Count how many lines in this material contain "программа". The answer is that number alone.

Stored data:
-*-

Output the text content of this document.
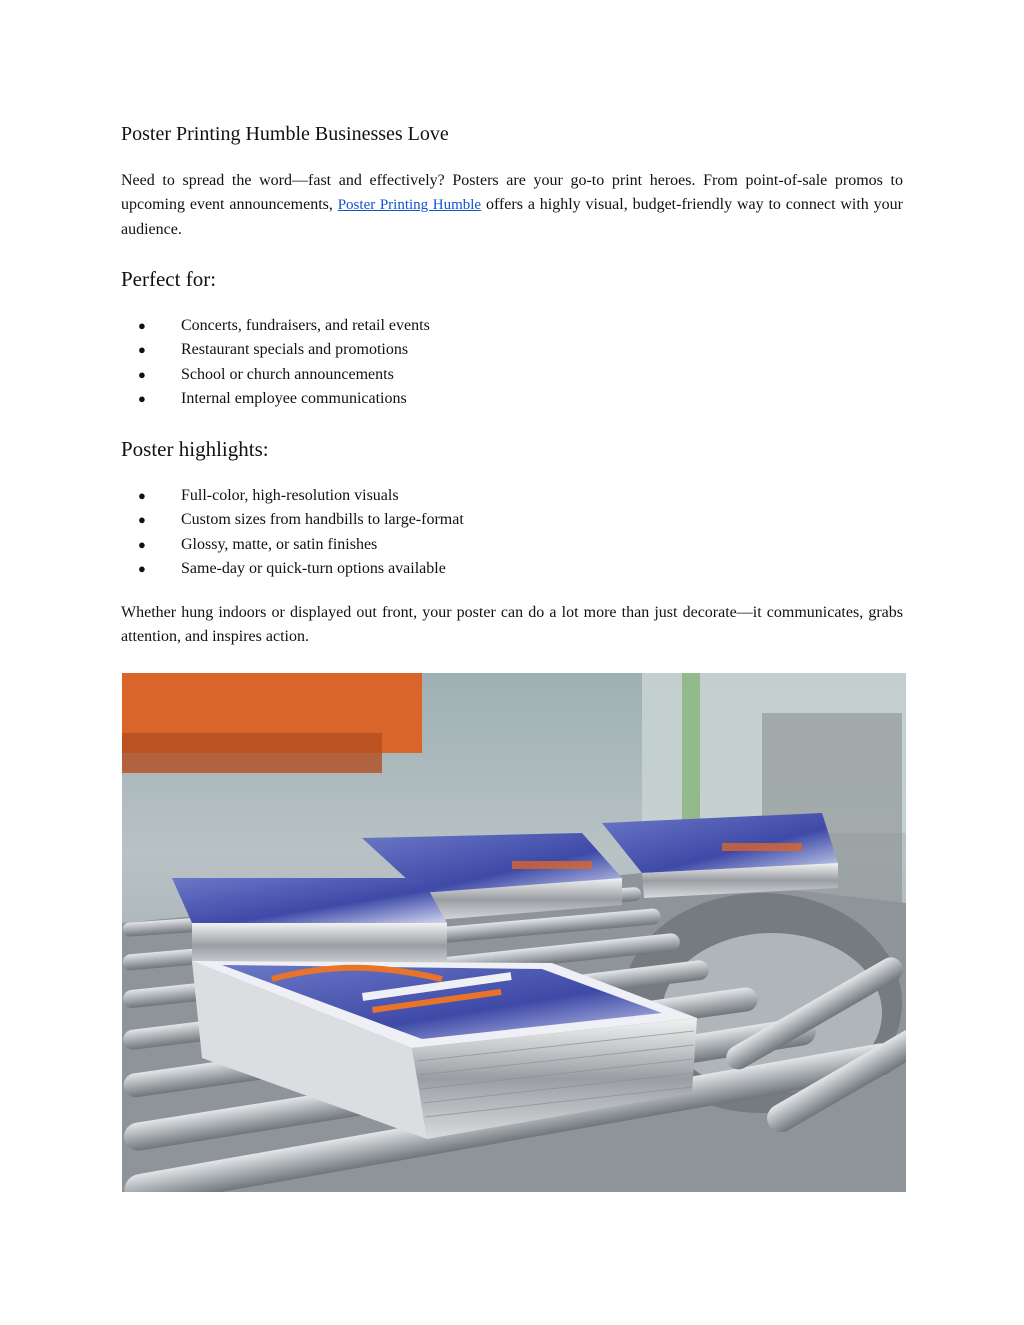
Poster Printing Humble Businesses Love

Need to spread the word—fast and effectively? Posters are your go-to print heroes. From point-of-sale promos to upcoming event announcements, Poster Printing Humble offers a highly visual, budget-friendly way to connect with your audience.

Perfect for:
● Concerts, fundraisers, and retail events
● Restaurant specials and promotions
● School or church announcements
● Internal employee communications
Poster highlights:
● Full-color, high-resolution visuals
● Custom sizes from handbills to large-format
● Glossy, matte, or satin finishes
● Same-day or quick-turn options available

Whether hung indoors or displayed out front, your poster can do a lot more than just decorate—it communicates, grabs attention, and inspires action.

-*-

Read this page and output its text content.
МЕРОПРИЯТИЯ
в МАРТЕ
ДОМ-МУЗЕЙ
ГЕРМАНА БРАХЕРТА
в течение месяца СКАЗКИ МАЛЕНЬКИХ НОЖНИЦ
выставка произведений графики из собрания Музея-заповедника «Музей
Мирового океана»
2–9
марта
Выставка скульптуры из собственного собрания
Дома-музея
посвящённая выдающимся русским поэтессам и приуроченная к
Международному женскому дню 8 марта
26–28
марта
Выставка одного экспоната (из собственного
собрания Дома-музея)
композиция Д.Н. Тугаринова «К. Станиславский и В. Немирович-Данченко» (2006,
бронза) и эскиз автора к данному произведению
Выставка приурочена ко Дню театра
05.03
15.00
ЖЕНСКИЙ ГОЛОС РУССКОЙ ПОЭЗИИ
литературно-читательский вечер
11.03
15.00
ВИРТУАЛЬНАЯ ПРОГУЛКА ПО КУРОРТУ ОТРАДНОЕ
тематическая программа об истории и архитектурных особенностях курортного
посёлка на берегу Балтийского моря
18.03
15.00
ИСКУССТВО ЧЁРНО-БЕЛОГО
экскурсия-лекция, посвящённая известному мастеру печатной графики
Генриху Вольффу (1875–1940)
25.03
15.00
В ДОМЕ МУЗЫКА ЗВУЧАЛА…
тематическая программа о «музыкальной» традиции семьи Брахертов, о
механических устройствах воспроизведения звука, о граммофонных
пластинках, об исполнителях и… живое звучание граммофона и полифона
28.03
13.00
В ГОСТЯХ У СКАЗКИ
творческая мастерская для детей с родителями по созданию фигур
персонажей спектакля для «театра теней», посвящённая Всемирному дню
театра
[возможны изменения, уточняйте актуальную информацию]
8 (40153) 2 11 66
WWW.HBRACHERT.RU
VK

-*-

- _Full output_
2